WHAT IS BEING ASKED = Among the entries, which lines carry the string "PIERNIK"? Copy each of them.

MATERIAL PROVIDED =
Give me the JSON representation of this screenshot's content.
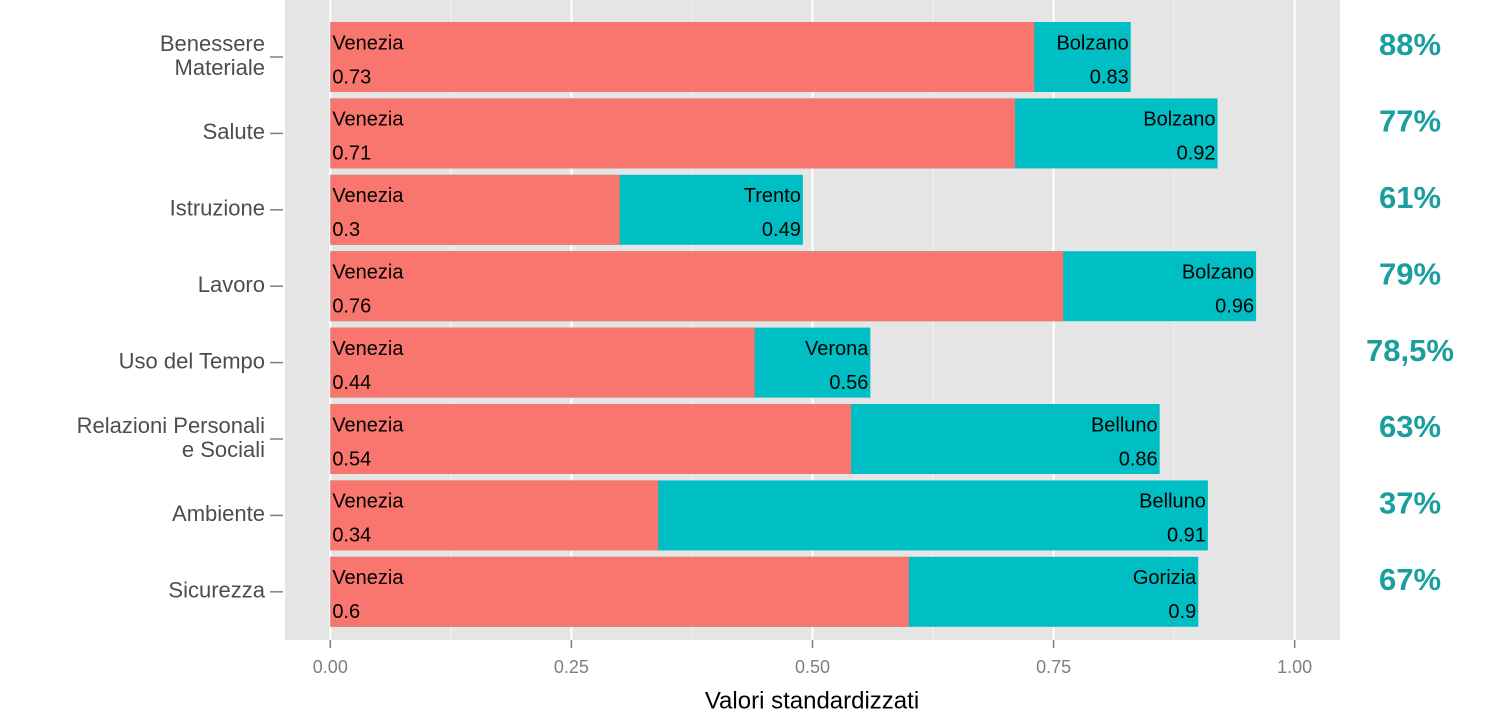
{
  "chart_data": {
    "type": "bar",
    "orientation": "horizontal",
    "x_label": "Valori standardizzati",
    "categories": [
      "Benessere\nMateriale",
      "Salute",
      "Istruzione",
      "Lavoro",
      "Uso del Tempo",
      "Relazioni Personali\ne Sociali",
      "Ambiente",
      "Sicurezza"
    ],
    "series": [
      {
        "name": "Venezia",
        "color": "#f8766d",
        "values": [
          0.73,
          0.71,
          0.3,
          0.76,
          0.44,
          0.54,
          0.34,
          0.6
        ]
      },
      {
        "color": "#00bfc4",
        "labels": [
          "Bolzano",
          "Bolzano",
          "Trento",
          "Bolzano",
          "Verona",
          "Belluno",
          "Belluno",
          "Gorizia"
        ],
        "values": [
          0.83,
          0.92,
          0.49,
          0.96,
          0.56,
          0.86,
          0.91,
          0.9
        ]
      }
    ],
    "annotations": [
      "88%",
      "77%",
      "61%",
      "79%",
      "78,5%",
      "63%",
      "37%",
      "67%"
    ],
    "annotation_color": "#1a9e9e",
    "xlim": [
      -0.047,
      1.047
    ],
    "xticks": [
      {
        "value": 0,
        "label": "0.00"
      },
      {
        "value": 0.25,
        "label": "0.25"
      },
      {
        "value": 0.5,
        "label": "0.50"
      },
      {
        "value": 0.75,
        "label": "0.75"
      },
      {
        "value": 1,
        "label": "1.00"
      }
    ],
    "grid": true
  }
}
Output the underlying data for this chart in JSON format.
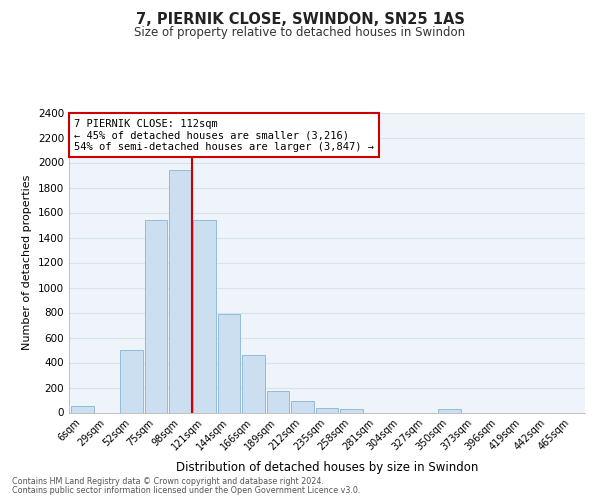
{
  "title": "7, PIERNIK CLOSE, SWINDON, SN25 1AS",
  "subtitle": "Size of property relative to detached houses in Swindon",
  "xlabel": "Distribution of detached houses by size in Swindon",
  "ylabel": "Number of detached properties",
  "bar_labels": [
    "6sqm",
    "29sqm",
    "52sqm",
    "75sqm",
    "98sqm",
    "121sqm",
    "144sqm",
    "166sqm",
    "189sqm",
    "212sqm",
    "235sqm",
    "258sqm",
    "281sqm",
    "304sqm",
    "327sqm",
    "350sqm",
    "373sqm",
    "396sqm",
    "419sqm",
    "442sqm",
    "465sqm"
  ],
  "bar_values": [
    50,
    0,
    500,
    1540,
    1940,
    1540,
    790,
    460,
    175,
    90,
    40,
    30,
    0,
    0,
    0,
    30,
    0,
    0,
    0,
    0,
    0
  ],
  "bar_color": "#ccdff0",
  "bar_edge_color": "#92bcd8",
  "vline_color": "#cc0000",
  "vline_index": 4.5,
  "ylim": [
    0,
    2400
  ],
  "yticks": [
    0,
    200,
    400,
    600,
    800,
    1000,
    1200,
    1400,
    1600,
    1800,
    2000,
    2200,
    2400
  ],
  "annotation_line1": "7 PIERNIK CLOSE: 112sqm",
  "annotation_line2": "← 45% of detached houses are smaller (3,216)",
  "annotation_line3": "54% of semi-detached houses are larger (3,847) →",
  "footer_line1": "Contains HM Land Registry data © Crown copyright and database right 2024.",
  "footer_line2": "Contains public sector information licensed under the Open Government Licence v3.0.",
  "background_color": "#ffffff",
  "grid_color": "#d8e4ed",
  "plot_bg_color": "#eef4f9"
}
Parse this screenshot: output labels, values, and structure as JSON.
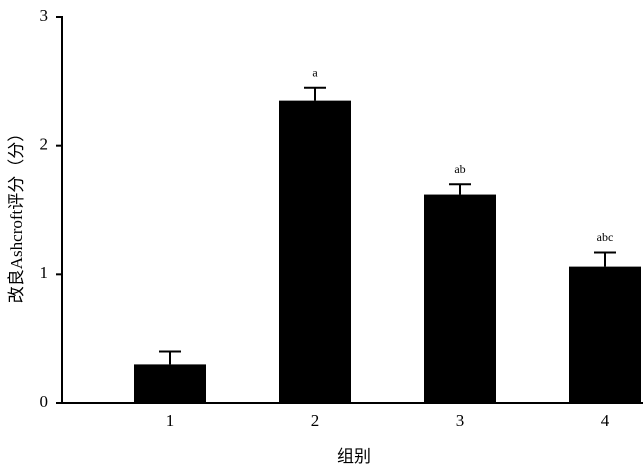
{
  "chart_data": {
    "type": "bar",
    "xlabel": "组别",
    "ylabel": "改良Ashcroft评分（分）",
    "categories": [
      "1",
      "2",
      "3",
      "4"
    ],
    "values": [
      0.3,
      2.35,
      1.62,
      1.06
    ],
    "errors": [
      0.1,
      0.1,
      0.08,
      0.11
    ],
    "annotations": [
      null,
      "a",
      "ab",
      "abc"
    ],
    "color": "#000000",
    "ylim": [
      0,
      3
    ],
    "yticks": [
      0,
      1,
      2,
      3
    ],
    "grid": false
  }
}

SOLUTION =
  "title": "7, PIERNIK CLOSE, SWINDON, SN25 1AS",
  "annotation_line1": "7 PIERNIK CLOSE: 112sqm",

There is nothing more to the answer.